# [Requirements]
Provide the data again in its entirety, exactly as given.

# [Given records]
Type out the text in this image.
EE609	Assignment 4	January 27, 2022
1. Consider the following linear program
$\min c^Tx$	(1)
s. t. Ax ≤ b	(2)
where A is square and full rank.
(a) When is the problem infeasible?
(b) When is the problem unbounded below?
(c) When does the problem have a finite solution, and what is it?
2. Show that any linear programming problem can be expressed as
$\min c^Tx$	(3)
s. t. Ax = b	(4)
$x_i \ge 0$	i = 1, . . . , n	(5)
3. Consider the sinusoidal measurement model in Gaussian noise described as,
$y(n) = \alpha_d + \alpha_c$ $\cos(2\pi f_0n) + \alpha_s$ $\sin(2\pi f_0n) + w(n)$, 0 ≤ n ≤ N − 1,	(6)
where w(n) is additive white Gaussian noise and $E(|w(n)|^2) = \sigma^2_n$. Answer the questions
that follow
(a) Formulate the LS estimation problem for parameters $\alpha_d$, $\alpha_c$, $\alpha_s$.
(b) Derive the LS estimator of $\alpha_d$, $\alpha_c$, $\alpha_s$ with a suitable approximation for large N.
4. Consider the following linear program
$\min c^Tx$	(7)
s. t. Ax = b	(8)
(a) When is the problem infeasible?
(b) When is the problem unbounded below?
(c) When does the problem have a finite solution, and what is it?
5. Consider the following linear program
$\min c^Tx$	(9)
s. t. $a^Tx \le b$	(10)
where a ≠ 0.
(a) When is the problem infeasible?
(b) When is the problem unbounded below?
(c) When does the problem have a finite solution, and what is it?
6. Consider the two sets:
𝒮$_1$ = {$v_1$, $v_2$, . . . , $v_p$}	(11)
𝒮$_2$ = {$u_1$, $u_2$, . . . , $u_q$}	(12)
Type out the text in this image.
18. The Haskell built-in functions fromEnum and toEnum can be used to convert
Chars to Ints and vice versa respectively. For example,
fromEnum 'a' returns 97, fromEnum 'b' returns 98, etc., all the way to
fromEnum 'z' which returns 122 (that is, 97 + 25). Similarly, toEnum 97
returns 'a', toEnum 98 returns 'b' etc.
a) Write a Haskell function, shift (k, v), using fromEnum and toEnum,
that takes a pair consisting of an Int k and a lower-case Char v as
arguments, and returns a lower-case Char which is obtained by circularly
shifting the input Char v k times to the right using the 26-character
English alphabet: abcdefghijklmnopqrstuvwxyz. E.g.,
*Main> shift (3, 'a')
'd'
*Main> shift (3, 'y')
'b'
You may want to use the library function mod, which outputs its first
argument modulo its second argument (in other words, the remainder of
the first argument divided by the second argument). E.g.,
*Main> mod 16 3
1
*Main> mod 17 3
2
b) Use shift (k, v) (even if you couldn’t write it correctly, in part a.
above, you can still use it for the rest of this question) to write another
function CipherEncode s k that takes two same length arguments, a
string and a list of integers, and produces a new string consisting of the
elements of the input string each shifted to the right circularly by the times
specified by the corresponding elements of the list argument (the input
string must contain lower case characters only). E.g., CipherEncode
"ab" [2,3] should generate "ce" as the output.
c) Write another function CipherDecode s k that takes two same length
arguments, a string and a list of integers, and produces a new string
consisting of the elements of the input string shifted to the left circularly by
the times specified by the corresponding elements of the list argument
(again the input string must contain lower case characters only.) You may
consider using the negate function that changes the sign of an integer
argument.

# [Solution to this task]
Type out the text in this image.
EE609	Assignment 4	January 27, 2022
1. Consider the following linear program
$\min c^Tx$	(1)
s. t. Ax ≤ b	(2)
where A is square and full rank.
(a) When is the problem infeasible?
(b) When is the problem unbounded below?
(c) When does the problem have a finite solution, and what is it?
2. Show that any linear programming problem can be expressed as
$\min c^Tx$	(3)
s. t. Ax = b	(4)
$x_i \ge 0$	i = 1, . . . , n	(5)
3. Consider the sinusoidal measurement model in Gaussian noise described as,
$y(n) = \alpha_d + \alpha_c$ $\cos(2\pi f_0n) + \alpha_s$ $\sin(2\pi f_0n) + w(n)$, 0 ≤ n ≤ N − 1,	(6)
where w(n) is additive white Gaussian noise and $E(|w(n)|^2) = \sigma^2_n$. Answer the questions
that follow
(a) Formulate the LS estimation problem for parameters $\alpha_d$, $\alpha_c$, $\alpha_s$.
(b) Derive the LS estimator of $\alpha_d$, $\alpha_c$, $\alpha_s$ with a suitable approximation for large N.
4. Consider the following linear program
$\min c^Tx$	(7)
s. t. Ax = b	(8)
(a) When is the problem infeasible?
(b) When is the problem unbounded below?
(c) When does the problem have a finite solution, and what is it?
5. Consider the following linear program
$\min c^Tx$	(9)
s. t. $a^Tx \le b$	(10)
where a ≠ 0.
(a) When is the problem infeasible?
(b) When is the problem unbounded below?
(c) When does the problem have a finite solution, and what is it?
6. Consider the two sets:
𝒮$_1$ = {$v_1$, $v_2$, . . . , $v_p$}	(11)
𝒮$_2$ = {$u_1$, $u_2$, . . . , $u_q$}	(12)
Type out the text in this image.
18. The Haskell built-in functions fromEnum and toEnum can be used to convert
Chars to Ints and vice versa respectively. For example,
fromEnum 'a' returns 97, fromEnum 'b' returns 98, etc., all the way to
fromEnum 'z' which returns 122 (that is, 97 + 25). Similarly, toEnum 97
returns 'a', toEnum 98 returns 'b' etc.
a) Write a Haskell function, shift (k, v), using fromEnum and toEnum,
that takes a pair consisting of an Int k and a lower-case Char v as
arguments, and returns a lower-case Char which is obtained by circularly
shifting the input Char v k times to the right using the 26-character
English alphabet: abcdefghijklmnopqrstuvwxyz. E.g.,
*Main> shift (3, 'a')
'd'
*Main> shift (3, 'y')
'b'
You may want to use the library function mod, which outputs its first
argument modulo its second argument (in other words, the remainder of
the first argument divided by the second argument). E.g.,
*Main> mod 16 3
1
*Main> mod 17 3
2
b) Use shift (k, v) (even if you couldn’t write it correctly, in part a.
above, you can still use it for the rest of this question) to write another
function CipherEncode s k that takes two same length arguments, a
string and a list of integers, and produces a new string consisting of the
elements of the input string each shifted to the right circularly by the times
specified by the corresponding elements of the list argument (the input
string must contain lower case characters only). E.g., CipherEncode
"ab" [2,3] should generate "ce" as the output.
c) Write another function CipherDecode s k that takes two same length
arguments, a string and a list of integers, and produces a new string
consisting of the elements of the input string shifted to the left circularly by
the times specified by the corresponding elements of the list argument
(again the input string must contain lower case characters only.) You may
consider using the negate function that changes the sign of an integer
argument.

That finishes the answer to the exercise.